## 課題
クライオバイオプシーによるEGFR遺伝子変異検出を扱った文章を、最後の文に続けて書き継いでください。

## 提示文
クライオバイオプシーはEGFR遺伝子変異検出に有利?

Cryobiopsy increases the EGFR detection rate in non-small cell lung cancer.

Haentschel M et al.
Lung Cancer. 2020 Mar;141:56-63.
PMID:31955001

Abs of abs.
進行非小細胞肺癌においてEGFR遺伝子変異の同定は個別化医療の重要なポイントである。生検手技が遺伝子変異同定に与える影響は明らかではない。今回、単施設でクライオバイオプシーと他の方法で採取した検体における、EGFR遺伝子変異同定率を評価した。2008から2014年で組織学的に非小細胞肺癌と確定した患者414人でEGFR遺伝子変異の有無が確認できているものを対象とし、クライオバイオプシーとその他を比較した。クライオバイオプシーで得られたEGFR遺伝子変異は29病変、27/125人(21.6%)であった。クライオバイオプシー以外(鉗子、吸引針生検、画像を使った経胸腔的あるいは外科生検)では42病変、40/298(13.8%)であった。通常鉗子に比べてクライオバイオプシーは、中心部病変の場合EGFR遺伝子変異の同定率が上昇していた(19.36%対6.5%、P<0.05)が、末梢でも有意ではないものの傾向が見られた(33.3%対26.9% )。今回の結果は進行癌における治療最適化、個別化に貢献するが、後ろ向き研究のため、最終的に評価するためには前向き試験が必要である。

## データセット
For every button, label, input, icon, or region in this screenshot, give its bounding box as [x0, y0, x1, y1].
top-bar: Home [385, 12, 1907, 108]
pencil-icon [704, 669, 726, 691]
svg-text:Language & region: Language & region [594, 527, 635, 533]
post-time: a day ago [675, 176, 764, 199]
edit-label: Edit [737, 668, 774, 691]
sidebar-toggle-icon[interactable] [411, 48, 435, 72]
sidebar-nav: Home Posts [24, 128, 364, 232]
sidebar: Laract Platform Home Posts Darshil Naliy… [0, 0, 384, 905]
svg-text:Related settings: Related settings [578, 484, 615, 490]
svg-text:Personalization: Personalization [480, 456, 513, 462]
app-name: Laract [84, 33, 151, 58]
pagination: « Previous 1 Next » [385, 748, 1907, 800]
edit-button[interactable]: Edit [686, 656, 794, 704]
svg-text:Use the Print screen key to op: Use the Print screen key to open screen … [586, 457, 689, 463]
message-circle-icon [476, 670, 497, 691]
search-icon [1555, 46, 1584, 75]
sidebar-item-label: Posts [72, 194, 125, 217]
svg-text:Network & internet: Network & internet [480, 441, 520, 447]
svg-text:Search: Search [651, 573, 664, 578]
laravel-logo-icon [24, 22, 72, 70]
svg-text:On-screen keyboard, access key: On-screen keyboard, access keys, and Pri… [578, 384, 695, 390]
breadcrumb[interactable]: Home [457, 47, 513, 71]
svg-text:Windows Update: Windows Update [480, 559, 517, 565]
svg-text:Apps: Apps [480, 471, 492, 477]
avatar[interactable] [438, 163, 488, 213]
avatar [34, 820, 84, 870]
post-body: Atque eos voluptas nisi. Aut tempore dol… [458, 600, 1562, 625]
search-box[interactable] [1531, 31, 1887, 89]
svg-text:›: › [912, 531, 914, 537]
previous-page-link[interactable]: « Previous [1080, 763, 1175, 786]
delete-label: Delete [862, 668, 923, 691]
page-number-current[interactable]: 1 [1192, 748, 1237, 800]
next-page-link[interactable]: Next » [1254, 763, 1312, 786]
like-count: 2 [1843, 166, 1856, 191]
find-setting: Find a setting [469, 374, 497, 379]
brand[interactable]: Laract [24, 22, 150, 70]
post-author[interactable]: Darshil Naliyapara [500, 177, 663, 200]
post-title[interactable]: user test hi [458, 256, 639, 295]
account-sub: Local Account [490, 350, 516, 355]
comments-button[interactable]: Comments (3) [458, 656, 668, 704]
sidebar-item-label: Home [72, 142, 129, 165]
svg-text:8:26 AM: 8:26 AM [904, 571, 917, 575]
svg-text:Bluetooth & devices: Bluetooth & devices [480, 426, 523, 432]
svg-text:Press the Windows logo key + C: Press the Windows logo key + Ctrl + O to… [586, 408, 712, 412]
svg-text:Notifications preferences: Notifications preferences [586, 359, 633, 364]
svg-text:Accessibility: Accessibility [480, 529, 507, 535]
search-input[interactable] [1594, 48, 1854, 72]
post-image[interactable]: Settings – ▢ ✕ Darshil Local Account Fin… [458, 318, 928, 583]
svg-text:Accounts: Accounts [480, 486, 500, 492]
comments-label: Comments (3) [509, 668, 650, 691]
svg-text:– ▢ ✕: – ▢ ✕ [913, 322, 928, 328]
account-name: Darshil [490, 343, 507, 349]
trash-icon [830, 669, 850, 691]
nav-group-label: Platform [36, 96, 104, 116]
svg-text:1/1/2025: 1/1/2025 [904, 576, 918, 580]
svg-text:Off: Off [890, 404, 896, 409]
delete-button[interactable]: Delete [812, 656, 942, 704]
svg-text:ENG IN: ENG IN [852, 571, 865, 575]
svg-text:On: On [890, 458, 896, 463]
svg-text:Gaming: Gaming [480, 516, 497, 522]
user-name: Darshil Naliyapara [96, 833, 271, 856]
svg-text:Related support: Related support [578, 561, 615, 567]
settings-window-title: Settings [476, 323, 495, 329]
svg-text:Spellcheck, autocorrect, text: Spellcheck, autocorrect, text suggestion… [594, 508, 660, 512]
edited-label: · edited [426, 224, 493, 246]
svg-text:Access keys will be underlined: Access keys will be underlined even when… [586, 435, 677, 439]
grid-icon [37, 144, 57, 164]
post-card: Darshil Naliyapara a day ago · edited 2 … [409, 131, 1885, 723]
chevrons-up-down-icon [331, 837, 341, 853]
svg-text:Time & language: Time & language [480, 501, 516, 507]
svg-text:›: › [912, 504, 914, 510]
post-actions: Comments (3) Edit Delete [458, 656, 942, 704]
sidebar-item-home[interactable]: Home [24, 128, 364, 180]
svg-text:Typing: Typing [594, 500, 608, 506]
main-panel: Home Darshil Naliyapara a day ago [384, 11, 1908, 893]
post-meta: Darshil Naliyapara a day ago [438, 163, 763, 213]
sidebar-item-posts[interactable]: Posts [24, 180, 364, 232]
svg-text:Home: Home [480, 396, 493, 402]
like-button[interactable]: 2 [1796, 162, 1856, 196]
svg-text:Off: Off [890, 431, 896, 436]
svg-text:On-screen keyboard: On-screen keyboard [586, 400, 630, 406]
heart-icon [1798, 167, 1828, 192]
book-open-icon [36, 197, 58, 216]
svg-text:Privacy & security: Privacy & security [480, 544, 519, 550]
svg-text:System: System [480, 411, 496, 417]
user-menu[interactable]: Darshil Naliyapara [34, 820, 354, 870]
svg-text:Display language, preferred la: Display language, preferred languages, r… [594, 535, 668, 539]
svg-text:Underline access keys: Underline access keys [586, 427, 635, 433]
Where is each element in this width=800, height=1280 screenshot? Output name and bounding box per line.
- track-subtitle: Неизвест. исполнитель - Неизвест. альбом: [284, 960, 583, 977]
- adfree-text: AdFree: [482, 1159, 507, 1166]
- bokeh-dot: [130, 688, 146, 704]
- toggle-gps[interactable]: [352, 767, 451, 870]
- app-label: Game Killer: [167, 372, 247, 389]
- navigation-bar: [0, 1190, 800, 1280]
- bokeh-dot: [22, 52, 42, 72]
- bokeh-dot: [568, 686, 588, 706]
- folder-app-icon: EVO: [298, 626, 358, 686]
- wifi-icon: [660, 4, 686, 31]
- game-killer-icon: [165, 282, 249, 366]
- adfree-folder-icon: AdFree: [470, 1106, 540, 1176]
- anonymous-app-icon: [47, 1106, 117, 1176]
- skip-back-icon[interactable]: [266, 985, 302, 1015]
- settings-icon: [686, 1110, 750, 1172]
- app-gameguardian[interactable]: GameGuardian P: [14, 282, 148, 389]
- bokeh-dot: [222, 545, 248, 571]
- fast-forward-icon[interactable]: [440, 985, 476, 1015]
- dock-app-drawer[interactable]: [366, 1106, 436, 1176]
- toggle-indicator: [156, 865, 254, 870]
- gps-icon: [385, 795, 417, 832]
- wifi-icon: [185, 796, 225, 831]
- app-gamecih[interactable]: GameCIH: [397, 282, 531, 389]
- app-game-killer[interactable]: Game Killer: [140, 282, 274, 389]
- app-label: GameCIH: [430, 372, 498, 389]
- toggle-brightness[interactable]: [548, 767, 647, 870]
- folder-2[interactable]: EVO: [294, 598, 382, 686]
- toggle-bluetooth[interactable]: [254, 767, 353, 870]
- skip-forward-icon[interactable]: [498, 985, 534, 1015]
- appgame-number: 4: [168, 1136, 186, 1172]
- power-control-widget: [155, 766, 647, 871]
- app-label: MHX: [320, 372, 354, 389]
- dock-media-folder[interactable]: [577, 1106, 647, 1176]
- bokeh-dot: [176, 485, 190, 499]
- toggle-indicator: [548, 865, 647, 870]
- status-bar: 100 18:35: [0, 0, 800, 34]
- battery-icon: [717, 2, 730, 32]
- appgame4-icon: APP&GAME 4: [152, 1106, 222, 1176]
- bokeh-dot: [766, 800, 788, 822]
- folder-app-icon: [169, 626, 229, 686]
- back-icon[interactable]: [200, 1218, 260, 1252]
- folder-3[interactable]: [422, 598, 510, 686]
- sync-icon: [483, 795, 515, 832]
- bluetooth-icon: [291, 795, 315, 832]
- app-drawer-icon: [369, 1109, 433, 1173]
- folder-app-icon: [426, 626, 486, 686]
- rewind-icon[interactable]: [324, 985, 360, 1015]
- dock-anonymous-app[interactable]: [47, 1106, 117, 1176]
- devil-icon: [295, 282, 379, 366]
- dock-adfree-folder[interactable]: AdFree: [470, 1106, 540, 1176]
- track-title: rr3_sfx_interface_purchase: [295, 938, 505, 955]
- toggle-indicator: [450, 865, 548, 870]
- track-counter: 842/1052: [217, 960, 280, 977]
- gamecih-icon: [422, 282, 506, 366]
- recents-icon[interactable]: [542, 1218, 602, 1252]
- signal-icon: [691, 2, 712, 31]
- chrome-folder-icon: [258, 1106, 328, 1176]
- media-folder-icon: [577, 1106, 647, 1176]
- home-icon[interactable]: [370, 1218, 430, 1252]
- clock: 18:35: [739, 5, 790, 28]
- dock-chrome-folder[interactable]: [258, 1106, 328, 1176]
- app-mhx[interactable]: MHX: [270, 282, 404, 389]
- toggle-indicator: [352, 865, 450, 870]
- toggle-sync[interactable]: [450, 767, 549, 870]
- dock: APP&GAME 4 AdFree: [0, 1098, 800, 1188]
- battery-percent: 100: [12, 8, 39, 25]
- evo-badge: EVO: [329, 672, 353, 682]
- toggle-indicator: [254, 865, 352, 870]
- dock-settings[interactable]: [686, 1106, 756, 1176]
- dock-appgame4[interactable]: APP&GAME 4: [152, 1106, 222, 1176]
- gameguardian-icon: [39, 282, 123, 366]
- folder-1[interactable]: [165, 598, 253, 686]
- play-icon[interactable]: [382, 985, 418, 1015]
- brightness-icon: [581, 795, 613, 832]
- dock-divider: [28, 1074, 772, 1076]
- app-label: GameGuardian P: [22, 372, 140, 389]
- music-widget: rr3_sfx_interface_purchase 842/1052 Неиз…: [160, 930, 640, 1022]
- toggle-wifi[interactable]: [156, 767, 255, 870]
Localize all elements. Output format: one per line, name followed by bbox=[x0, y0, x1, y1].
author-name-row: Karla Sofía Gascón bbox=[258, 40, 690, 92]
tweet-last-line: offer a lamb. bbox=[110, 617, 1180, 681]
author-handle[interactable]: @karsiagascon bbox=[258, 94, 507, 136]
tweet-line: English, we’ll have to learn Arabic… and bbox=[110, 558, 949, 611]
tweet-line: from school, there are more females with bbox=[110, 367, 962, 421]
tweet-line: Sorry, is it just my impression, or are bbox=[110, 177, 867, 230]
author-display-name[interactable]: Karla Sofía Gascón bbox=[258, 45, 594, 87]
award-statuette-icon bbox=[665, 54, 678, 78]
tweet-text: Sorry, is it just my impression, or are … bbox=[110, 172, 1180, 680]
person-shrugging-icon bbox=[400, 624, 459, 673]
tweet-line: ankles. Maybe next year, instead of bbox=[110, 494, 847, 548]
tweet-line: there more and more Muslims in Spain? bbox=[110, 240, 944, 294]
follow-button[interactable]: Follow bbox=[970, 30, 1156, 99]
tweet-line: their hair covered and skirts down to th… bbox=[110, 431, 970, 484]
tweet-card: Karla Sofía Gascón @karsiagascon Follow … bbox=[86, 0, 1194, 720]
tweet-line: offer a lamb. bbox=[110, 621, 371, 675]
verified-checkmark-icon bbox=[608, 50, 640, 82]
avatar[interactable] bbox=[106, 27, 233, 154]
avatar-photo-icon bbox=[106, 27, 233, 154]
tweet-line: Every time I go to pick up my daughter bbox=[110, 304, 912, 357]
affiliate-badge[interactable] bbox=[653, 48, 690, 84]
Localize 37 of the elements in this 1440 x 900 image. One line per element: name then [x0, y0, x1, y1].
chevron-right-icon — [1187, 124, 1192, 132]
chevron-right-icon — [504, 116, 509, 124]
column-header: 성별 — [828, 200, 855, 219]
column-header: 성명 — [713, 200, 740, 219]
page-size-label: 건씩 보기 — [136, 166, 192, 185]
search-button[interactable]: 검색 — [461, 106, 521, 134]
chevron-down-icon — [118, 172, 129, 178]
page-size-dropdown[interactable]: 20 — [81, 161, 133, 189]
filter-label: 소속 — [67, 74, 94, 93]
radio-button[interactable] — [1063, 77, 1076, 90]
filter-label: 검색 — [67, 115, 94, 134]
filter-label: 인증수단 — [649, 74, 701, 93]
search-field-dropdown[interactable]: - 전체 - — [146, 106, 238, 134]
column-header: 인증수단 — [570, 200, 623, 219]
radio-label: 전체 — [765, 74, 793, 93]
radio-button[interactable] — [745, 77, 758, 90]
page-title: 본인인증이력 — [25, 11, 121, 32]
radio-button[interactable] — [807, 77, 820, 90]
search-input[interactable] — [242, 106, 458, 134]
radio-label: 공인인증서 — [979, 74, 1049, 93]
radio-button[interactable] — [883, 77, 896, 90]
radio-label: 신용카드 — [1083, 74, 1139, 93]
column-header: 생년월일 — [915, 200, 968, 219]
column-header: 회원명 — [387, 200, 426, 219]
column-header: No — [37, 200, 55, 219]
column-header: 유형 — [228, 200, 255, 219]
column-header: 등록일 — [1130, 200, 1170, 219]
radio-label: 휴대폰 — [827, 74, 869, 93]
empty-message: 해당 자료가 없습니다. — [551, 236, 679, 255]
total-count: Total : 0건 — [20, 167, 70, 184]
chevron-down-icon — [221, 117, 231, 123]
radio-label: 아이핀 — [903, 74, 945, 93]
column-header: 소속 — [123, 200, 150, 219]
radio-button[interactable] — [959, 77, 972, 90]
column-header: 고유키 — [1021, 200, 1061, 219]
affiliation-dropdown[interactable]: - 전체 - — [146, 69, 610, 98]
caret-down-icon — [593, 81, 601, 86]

## 解答
感想
主な結果である「クライオバイオプシーの方がEGFR遺伝子変異の検出率が高い」ことはおそらく正しいでしょうが、大きくバイアスのかかったデータであり、今回の方法でこの結論を導くことは難しいと思います。
背景を見ていきます。女性の割合はクライオバイオプシー38.4%、それ以外36.7%で非喫煙者も7.2%対7.9%と差がありません。しかし生検した部位が中心性のものがクライオバイオプシーで85.6%、それ以外が33.9%とそもそも対象としているものが違う可能性があります。また検体に占める腫瘍細胞の割合は、クライオバイオプシーで56.7%±19.6(SD)、それ以外で46.1%±20.3、P<0.05で有意差はあるものの手技の印象ほど差がついていないように思います。究極的には取れたDNA/RNA量が大切ですが、その検討はなされていません。2020年2月の肺癌学会誌にはクライオバイオプシーのレビュー[桐田 肺癌2020]が載っており、取れるDNA/RNA量は3倍になりNGSにも適した検体となるようです。今回のクライオバイオプシーかそれ以外で行うかのデバイスの選択についてはなんら方針はなく、術者に任されています。背景から察するに、主に中枢病変に関してクライオバイオプシーが行われているようです。ガイドシースに比べてクライオバイオプシーはやや硬く極端に曲げることができません。したがって上葉枝には入れにくい面があります。またあまりにも末梢では気胸の心配があるため、(データ上は気胸が増えないことになっていても)どうしても避けてしまいます。さらに通常鉗子とクライオバイオプシーと両者試みる場合もあり、手技の前後により検体採取の難易度と検体の質は明らかに異なります。その扱いについては一切明記されていません。また術者の力量も不明であり、結局クライオバイオプシーとその他の手法の検体の単なる比較に終わっています。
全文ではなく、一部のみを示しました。